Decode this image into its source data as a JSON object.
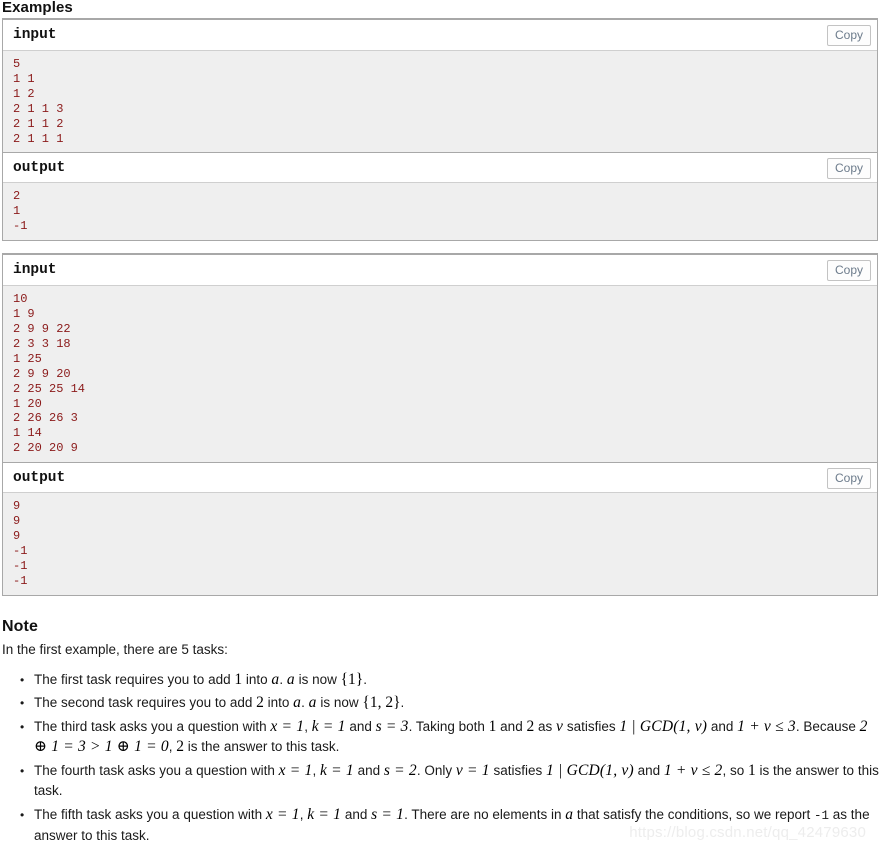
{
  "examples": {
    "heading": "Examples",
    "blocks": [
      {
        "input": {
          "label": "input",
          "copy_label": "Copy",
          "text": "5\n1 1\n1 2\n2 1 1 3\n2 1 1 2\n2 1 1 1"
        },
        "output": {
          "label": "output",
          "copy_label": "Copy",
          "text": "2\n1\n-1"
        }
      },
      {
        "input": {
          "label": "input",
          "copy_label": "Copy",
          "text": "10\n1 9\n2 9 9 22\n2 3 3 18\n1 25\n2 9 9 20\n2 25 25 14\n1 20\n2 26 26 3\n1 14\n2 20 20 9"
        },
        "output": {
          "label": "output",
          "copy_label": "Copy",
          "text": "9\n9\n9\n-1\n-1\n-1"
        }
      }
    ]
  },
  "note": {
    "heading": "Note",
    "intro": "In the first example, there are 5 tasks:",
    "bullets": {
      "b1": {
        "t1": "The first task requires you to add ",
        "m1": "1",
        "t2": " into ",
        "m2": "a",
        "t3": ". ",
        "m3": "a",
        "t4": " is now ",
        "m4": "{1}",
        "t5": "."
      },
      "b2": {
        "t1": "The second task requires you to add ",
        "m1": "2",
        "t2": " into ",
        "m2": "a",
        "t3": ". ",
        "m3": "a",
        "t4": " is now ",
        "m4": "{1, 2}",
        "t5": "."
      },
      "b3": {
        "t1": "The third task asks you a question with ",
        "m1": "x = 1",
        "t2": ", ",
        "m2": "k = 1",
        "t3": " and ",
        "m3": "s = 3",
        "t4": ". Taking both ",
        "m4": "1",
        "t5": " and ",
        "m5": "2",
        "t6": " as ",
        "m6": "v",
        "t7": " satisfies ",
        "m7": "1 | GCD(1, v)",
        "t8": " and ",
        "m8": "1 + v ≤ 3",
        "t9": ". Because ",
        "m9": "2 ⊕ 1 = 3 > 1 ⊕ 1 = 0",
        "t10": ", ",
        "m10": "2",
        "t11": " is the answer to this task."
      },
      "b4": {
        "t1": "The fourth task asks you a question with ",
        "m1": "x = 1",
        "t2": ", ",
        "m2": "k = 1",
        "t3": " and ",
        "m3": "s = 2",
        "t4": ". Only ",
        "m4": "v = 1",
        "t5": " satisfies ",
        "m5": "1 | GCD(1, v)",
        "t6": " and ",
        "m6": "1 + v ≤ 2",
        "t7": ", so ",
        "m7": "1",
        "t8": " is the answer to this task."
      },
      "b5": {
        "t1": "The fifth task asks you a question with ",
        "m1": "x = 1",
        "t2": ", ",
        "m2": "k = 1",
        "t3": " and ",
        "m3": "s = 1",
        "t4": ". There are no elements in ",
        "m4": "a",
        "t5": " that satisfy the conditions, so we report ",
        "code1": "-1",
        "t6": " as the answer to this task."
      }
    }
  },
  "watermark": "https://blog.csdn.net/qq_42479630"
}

##############################

WHAT THE TASK REQUIRES:
Copy every line of the records above that holds the word "answer".

EXERCISE RESPONSE:
        "t11": " is the answer to this task."
        "t8": " is the answer to this task."
        "t6": " as the answer to this task."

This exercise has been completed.